* What the task asks *
Copy nothing but the text: reproduce each line of the listing exactly and leave the pictures out.
◇ ◇ ◇ ◇ ◇
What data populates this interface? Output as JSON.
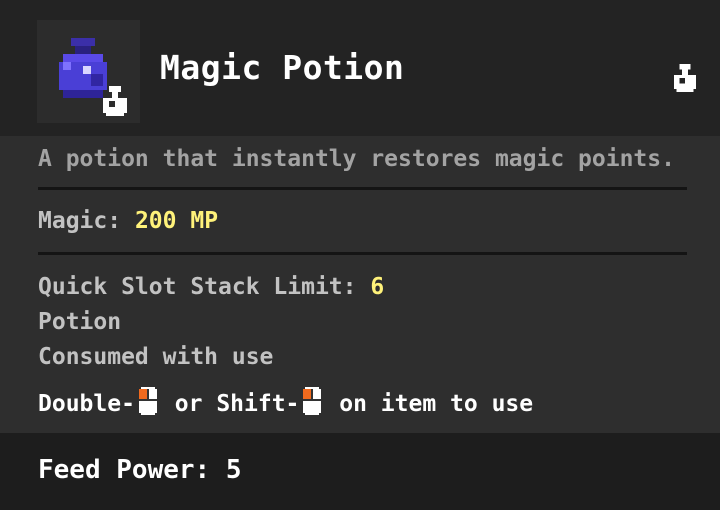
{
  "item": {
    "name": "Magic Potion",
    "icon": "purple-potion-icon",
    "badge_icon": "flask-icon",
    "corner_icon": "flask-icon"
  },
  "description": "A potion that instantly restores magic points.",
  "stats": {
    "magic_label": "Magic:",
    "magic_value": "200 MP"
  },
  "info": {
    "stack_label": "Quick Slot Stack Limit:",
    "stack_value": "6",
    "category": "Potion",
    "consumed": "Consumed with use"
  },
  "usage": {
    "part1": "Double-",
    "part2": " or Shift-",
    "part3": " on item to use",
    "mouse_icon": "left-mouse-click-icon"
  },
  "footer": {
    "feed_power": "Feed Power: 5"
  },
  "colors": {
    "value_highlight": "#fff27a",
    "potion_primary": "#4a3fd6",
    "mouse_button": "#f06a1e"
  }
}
◇ ◇ ◇ ◇ ◇
* Full solution *
What data populates this interface? Output as JSON.
{
  "item": {
    "name": "Magic Potion",
    "icon": "purple-potion-icon",
    "badge_icon": "flask-icon",
    "corner_icon": "flask-icon"
  },
  "description": "A potion that instantly restores magic points.",
  "stats": {
    "magic_label": "Magic:",
    "magic_value": "200 MP"
  },
  "info": {
    "stack_label": "Quick Slot Stack Limit:",
    "stack_value": "6",
    "category": "Potion",
    "consumed": "Consumed with use"
  },
  "usage": {
    "part1": "Double-",
    "part2": " or Shift-",
    "part3": " on item to use",
    "mouse_icon": "left-mouse-click-icon"
  },
  "footer": {
    "feed_power": "Feed Power: 5"
  },
  "colors": {
    "value_highlight": "#fff27a",
    "potion_primary": "#4a3fd6",
    "mouse_button": "#f06a1e"
  }
}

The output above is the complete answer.